• TO DO:
Return the material below in full and exactly.

_ _ _

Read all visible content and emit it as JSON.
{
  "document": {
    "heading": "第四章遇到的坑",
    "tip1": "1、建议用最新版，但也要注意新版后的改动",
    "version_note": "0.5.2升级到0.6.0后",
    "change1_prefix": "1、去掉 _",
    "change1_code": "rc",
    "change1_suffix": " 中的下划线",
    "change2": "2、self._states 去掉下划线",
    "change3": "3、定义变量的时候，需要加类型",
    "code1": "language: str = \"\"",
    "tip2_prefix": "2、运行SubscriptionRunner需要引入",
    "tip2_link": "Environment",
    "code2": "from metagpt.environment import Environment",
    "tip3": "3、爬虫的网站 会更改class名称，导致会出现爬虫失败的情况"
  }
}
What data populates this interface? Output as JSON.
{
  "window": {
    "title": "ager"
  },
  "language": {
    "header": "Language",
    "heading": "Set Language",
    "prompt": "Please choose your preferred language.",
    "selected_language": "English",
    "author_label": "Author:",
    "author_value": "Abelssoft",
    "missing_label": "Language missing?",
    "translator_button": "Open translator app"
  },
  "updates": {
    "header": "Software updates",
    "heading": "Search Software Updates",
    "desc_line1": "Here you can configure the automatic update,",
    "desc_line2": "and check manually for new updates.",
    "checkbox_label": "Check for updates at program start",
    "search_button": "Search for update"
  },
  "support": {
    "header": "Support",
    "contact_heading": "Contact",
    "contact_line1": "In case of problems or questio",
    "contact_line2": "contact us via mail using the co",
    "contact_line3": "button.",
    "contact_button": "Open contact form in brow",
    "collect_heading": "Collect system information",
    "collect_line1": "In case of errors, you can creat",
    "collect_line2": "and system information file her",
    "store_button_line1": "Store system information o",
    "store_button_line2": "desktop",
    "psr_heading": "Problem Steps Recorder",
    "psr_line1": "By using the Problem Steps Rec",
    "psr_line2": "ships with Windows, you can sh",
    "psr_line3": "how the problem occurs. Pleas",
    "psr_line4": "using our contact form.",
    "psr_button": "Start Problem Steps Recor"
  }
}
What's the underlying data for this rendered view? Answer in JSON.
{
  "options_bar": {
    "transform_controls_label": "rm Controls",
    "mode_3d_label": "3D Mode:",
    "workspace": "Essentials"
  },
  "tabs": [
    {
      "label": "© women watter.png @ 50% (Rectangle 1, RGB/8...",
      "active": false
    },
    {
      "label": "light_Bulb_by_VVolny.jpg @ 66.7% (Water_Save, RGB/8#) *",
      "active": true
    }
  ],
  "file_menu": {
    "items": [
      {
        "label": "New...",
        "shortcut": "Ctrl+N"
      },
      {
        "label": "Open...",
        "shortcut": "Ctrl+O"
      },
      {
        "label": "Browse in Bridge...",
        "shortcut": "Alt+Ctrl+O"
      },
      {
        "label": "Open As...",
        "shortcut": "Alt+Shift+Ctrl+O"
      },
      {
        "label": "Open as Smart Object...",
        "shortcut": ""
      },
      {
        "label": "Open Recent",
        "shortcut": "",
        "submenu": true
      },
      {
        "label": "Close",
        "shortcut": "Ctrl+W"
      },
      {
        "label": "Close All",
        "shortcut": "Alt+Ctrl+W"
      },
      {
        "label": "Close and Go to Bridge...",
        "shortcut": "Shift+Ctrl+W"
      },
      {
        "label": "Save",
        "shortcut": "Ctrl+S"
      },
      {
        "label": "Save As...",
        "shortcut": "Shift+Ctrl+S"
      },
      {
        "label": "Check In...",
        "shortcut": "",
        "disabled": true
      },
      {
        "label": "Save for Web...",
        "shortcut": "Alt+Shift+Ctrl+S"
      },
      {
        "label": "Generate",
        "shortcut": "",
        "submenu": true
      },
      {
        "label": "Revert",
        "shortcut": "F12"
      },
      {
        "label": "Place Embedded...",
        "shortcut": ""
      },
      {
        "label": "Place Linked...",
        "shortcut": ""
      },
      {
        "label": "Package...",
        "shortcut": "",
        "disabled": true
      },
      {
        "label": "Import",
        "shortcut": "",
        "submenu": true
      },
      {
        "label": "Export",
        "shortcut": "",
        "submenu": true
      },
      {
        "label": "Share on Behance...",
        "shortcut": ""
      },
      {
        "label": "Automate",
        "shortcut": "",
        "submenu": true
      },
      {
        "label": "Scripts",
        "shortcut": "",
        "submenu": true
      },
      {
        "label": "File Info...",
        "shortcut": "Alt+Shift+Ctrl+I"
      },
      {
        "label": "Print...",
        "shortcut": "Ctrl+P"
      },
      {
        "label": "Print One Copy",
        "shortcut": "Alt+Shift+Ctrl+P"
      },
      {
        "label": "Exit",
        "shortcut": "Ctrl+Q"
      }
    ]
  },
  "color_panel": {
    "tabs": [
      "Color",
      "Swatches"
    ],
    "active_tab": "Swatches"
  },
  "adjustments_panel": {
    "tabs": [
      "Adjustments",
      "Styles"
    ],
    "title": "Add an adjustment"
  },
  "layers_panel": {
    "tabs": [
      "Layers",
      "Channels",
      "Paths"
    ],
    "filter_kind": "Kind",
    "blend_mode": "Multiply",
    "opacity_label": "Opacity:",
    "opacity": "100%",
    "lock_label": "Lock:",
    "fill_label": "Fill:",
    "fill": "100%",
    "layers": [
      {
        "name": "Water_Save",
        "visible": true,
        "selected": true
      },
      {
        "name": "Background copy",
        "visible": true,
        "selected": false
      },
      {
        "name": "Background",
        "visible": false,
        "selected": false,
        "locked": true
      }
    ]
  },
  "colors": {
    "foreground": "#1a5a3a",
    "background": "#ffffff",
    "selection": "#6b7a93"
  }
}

_ _ _

• EXPECTED OUTPUT:
Read all visible content and emit it as JSON.
{
  "document": {
    "heading": "第四章遇到的坑",
    "tip1": "1、建议用最新版，但也要注意新版后的改动",
    "version_note": "0.5.2升级到0.6.0后",
    "change1_prefix": "1、去掉 _",
    "change1_code": "rc",
    "change1_suffix": " 中的下划线",
    "change2": "2、self._states 去掉下划线",
    "change3": "3、定义变量的时候，需要加类型",
    "code1": "language: str = \"\"",
    "tip2_prefix": "2、运行SubscriptionRunner需要引入",
    "tip2_link": "Environment",
    "code2": "from metagpt.environment import Environment",
    "tip3": "3、爬虫的网站 会更改class名称，导致会出现爬虫失败的情况"
  }
}
What data populates this interface? Output as JSON.
{
  "window": {
    "title": "ager"
  },
  "language": {
    "header": "Language",
    "heading": "Set Language",
    "prompt": "Please choose your preferred language.",
    "selected_language": "English",
    "author_label": "Author:",
    "author_value": "Abelssoft",
    "missing_label": "Language missing?",
    "translator_button": "Open translator app"
  },
  "updates": {
    "header": "Software updates",
    "heading": "Search Software Updates",
    "desc_line1": "Here you can configure the automatic update,",
    "desc_line2": "and check manually for new updates.",
    "checkbox_label": "Check for updates at program start",
    "search_button": "Search for update"
  },
  "support": {
    "header": "Support",
    "contact_heading": "Contact",
    "contact_line1": "In case of problems or questio",
    "contact_line2": "contact us via mail using the co",
    "contact_line3": "button.",
    "contact_button": "Open contact form in brow",
    "collect_heading": "Collect system information",
    "collect_line1": "In case of errors, you can creat",
    "collect_line2": "and system information file her",
    "store_button_line1": "Store system information o",
    "store_button_line2": "desktop",
    "psr_heading": "Problem Steps Recorder",
    "psr_line1": "By using the Problem Steps Rec",
    "psr_line2": "ships with Windows, you can sh",
    "psr_line3": "how the problem occurs. Pleas",
    "psr_line4": "using our contact form.",
    "psr_button": "Start Problem Steps Recor"
  }
}
What's the underlying data for this rendered view? Answer in JSON.
{
  "options_bar": {
    "transform_controls_label": "rm Controls",
    "mode_3d_label": "3D Mode:",
    "workspace": "Essentials"
  },
  "tabs": [
    {
      "label": "© women watter.png @ 50% (Rectangle 1, RGB/8...",
      "active": false
    },
    {
      "label": "light_Bulb_by_VVolny.jpg @ 66.7% (Water_Save, RGB/8#) *",
      "active": true
    }
  ],
  "file_menu": {
    "items": [
      {
        "label": "New...",
        "shortcut": "Ctrl+N"
      },
      {
        "label": "Open...",
        "shortcut": "Ctrl+O"
      },
      {
        "label": "Browse in Bridge...",
        "shortcut": "Alt+Ctrl+O"
      },
      {
        "label": "Open As...",
        "shortcut": "Alt+Shift+Ctrl+O"
      },
      {
        "label": "Open as Smart Object...",
        "shortcut": ""
      },
      {
        "label": "Open Recent",
        "shortcut": "",
        "submenu": true
      },
      {
        "label": "Close",
        "shortcut": "Ctrl+W"
      },
      {
        "label": "Close All",
        "shortcut": "Alt+Ctrl+W"
      },
      {
        "label": "Close and Go to Bridge...",
        "shortcut": "Shift+Ctrl+W"
      },
      {
        "label": "Save",
        "shortcut": "Ctrl+S"
      },
      {
        "label": "Save As...",
        "shortcut": "Shift+Ctrl+S"
      },
      {
        "label": "Check In...",
        "shortcut": "",
        "disabled": true
      },
      {
        "label": "Save for Web...",
        "shortcut": "Alt+Shift+Ctrl+S"
      },
      {
        "label": "Generate",
        "shortcut": "",
        "submenu": true
      },
      {
        "label": "Revert",
        "shortcut": "F12"
      },
      {
        "label": "Place Embedded...",
        "shortcut": ""
      },
      {
        "label": "Place Linked...",
        "shortcut": ""
      },
      {
        "label": "Package...",
        "shortcut": "",
        "disabled": true
      },
      {
        "label": "Import",
        "shortcut": "",
        "submenu": true
      },
      {
        "label": "Export",
        "shortcut": "",
        "submenu": true
      },
      {
        "label": "Share on Behance...",
        "shortcut": ""
      },
      {
        "label": "Automate",
        "shortcut": "",
        "submenu": true
      },
      {
        "label": "Scripts",
        "shortcut": "",
        "submenu": true
      },
      {
        "label": "File Info...",
        "shortcut": "Alt+Shift+Ctrl+I"
      },
      {
        "label": "Print...",
        "shortcut": "Ctrl+P"
      },
      {
        "label": "Print One Copy",
        "shortcut": "Alt+Shift+Ctrl+P"
      },
      {
        "label": "Exit",
        "shortcut": "Ctrl+Q"
      }
    ]
  },
  "color_panel": {
    "tabs": [
      "Color",
      "Swatches"
    ],
    "active_tab": "Swatches"
  },
  "adjustments_panel": {
    "tabs": [
      "Adjustments",
      "Styles"
    ],
    "title": "Add an adjustment"
  },
  "layers_panel": {
    "tabs": [
      "Layers",
      "Channels",
      "Paths"
    ],
    "filter_kind": "Kind",
    "blend_mode": "Multiply",
    "opacity_label": "Opacity:",
    "opacity": "100%",
    "lock_label": "Lock:",
    "fill_label": "Fill:",
    "fill": "100%",
    "layers": [
      {
        "name": "Water_Save",
        "visible": true,
        "selected": true
      },
      {
        "name": "Background copy",
        "visible": true,
        "selected": false
      },
      {
        "name": "Background",
        "visible": false,
        "selected": false,
        "locked": true
      }
    ]
  },
  "colors": {
    "foreground": "#1a5a3a",
    "background": "#ffffff",
    "selection": "#6b7a93"
  }
}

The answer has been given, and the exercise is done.